[Begin Dataset records]

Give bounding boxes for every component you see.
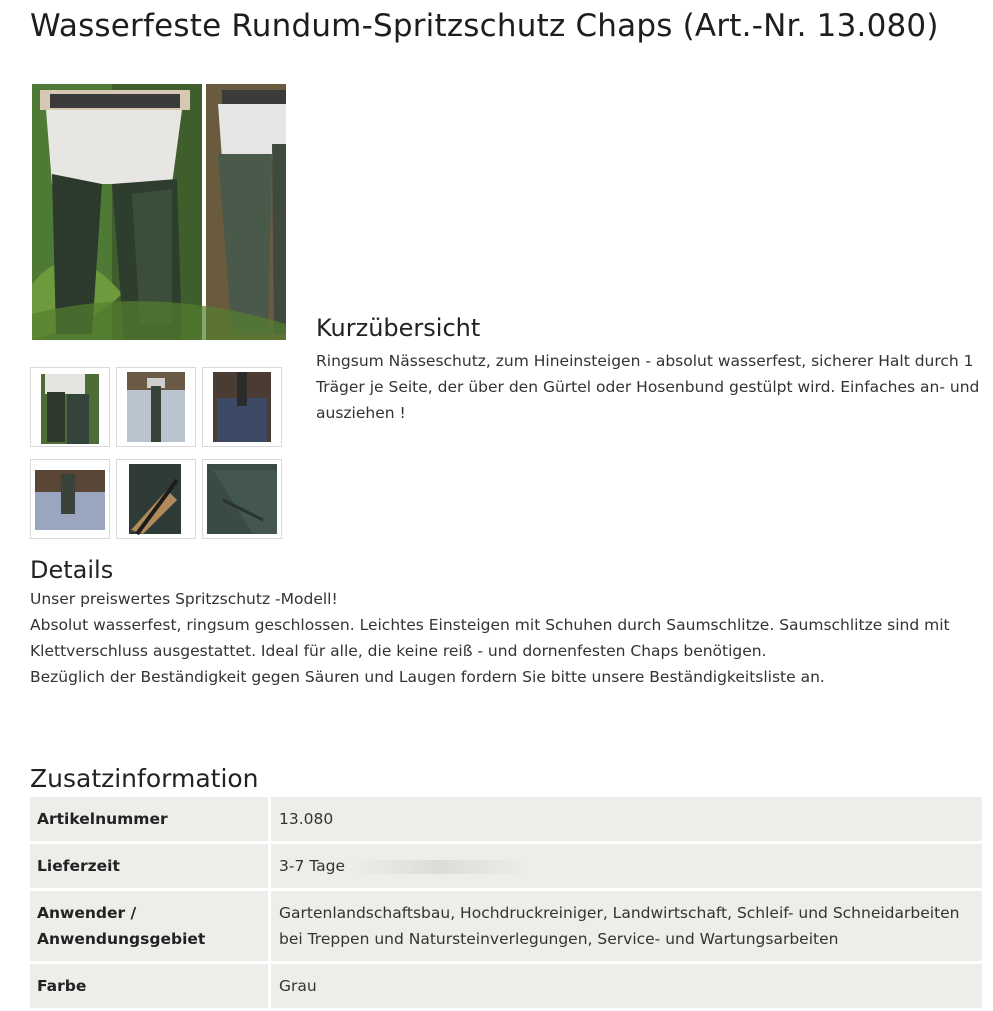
row-key-line: Anwendungsgebiet [37,930,206,948]
additional-info-section [30,764,984,1011]
details-line: Unser preiswertes Spritzschutz -Modell! [30,590,338,608]
table-row [30,891,982,961]
thumbnail-2[interactable] [116,367,196,447]
details-line: Klettverschluss ausgestattet. Ideal für alle, die keine reiß - und dornenfesten Chaps benötigen. [30,642,767,660]
row-key: Artikelnummer [30,797,271,841]
thumbnail-3[interactable] [202,367,282,447]
row-value: Grau [271,964,982,1008]
details-line: Bezüglich der Beständigkeit gegen Säuren und Laugen fordern Sie bitte unsere Beständigkeitsliste an. [30,668,825,686]
overview-heading: Kurzübersicht [316,314,481,342]
thumbnail-6[interactable] [202,459,282,539]
table-row [30,844,982,888]
additional-info-heading: Zusatzinformation [30,764,259,793]
blurred-text [349,860,529,874]
overview-section [316,314,984,426]
row-value [271,844,982,888]
row-value: 13.080 [271,797,982,841]
thumbnail-1[interactable] [30,367,110,447]
row-value-line: Gartenlandschaftsbau, Hochdruckreiniger, Landwirtschaft, Schleif- und Schneidarbeiten [279,904,960,922]
additional-info-table [30,794,982,1011]
row-key [30,891,271,961]
row-key: Lieferzeit [30,844,271,888]
main-product-image[interactable] [32,84,286,340]
thumbnail-5[interactable] [116,459,196,539]
row-value-line: bei Treppen und Natursteinverlegungen, Service- und Wartungsarbeiten [279,930,839,948]
thumbnail-4[interactable] [30,459,110,539]
details-section [30,556,980,690]
row-key: Farbe [30,964,271,1008]
table-row [30,797,982,841]
page-title: Wasserfeste Rundum-Spritzschutz Chaps (Art.-Nr. 13.080) [30,8,939,44]
row-value [271,891,982,961]
overview-text: Ringsum Nässeschutz, zum Hineinsteigen - absolut wasserfest, sicherer Halt durch 1 Träger je Seite, der über den Gürtel oder Hosenbund gestülpt wird. Einfaches an- und ausziehen ! [316,352,980,422]
delivery-time-value: 3-7 Tage [279,857,346,875]
details-line: Absolut wasserfest, ringsum geschlossen. Leichtes Einsteigen mit Schuhen durch Saumschlitze. Saumschlitze sind mit [30,616,950,634]
details-heading: Details [30,556,114,584]
table-row [30,964,982,1008]
row-key-line: Anwender / [37,904,137,922]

[End Dataset records]

→ **The exercise**
Reproduce every line of the listing above word for word, omitting the picture.

→ **Worked answer**
Give bounding boxes for every component you see.
row-key-line: Anwendungsgebiet [37,930,206,948]
additional-info-section [30,764,984,1011]
details-line: Unser preiswertes Spritzschutz -Modell! [30,590,338,608]
table-row [30,891,982,961]
thumbnail-2[interactable] [116,367,196,447]
details-line: Klettverschluss ausgestattet. Ideal für alle, die keine reiß - und dornenfesten Chaps benötigen. [30,642,767,660]
row-key: Artikelnummer [30,797,271,841]
thumbnail-3[interactable] [202,367,282,447]
row-value: Grau [271,964,982,1008]
details-line: Bezüglich der Beständigkeit gegen Säuren und Laugen fordern Sie bitte unsere Beständigkeitsliste an. [30,668,825,686]
overview-heading: Kurzübersicht [316,314,481,342]
thumbnail-6[interactable] [202,459,282,539]
table-row [30,844,982,888]
additional-info-heading: Zusatzinformation [30,764,259,793]
blurred-text [349,860,529,874]
overview-section [316,314,984,426]
row-value [271,844,982,888]
row-value: 13.080 [271,797,982,841]
thumbnail-1[interactable] [30,367,110,447]
row-value-line: Gartenlandschaftsbau, Hochdruckreiniger, Landwirtschaft, Schleif- und Schneidarbeiten [279,904,960,922]
additional-info-table [30,794,982,1011]
row-key [30,891,271,961]
row-key: Lieferzeit [30,844,271,888]
main-product-image[interactable] [32,84,286,340]
thumbnail-5[interactable] [116,459,196,539]
row-value-line: bei Treppen und Natursteinverlegungen, Service- und Wartungsarbeiten [279,930,839,948]
thumbnail-4[interactable] [30,459,110,539]
details-section [30,556,980,690]
row-key: Farbe [30,964,271,1008]
table-row [30,797,982,841]
page-title: Wasserfeste Rundum-Spritzschutz Chaps (Art.-Nr. 13.080) [30,8,939,44]
row-value [271,891,982,961]
overview-text: Ringsum Nässeschutz, zum Hineinsteigen - absolut wasserfest, sicherer Halt durch 1 Träger je Seite, der über den Gürtel oder Hosenbund gestülpt wird. Einfaches an- und ausziehen ! [316,352,980,422]
delivery-time-value: 3-7 Tage [279,857,346,875]
details-line: Absolut wasserfest, ringsum geschlossen. Leichtes Einsteigen mit Schuhen durch Saumschlitze. Saumschlitze sind mit [30,616,950,634]
details-heading: Details [30,556,114,584]
table-row [30,964,982,1008]
row-key-line: Anwender / [37,904,137,922]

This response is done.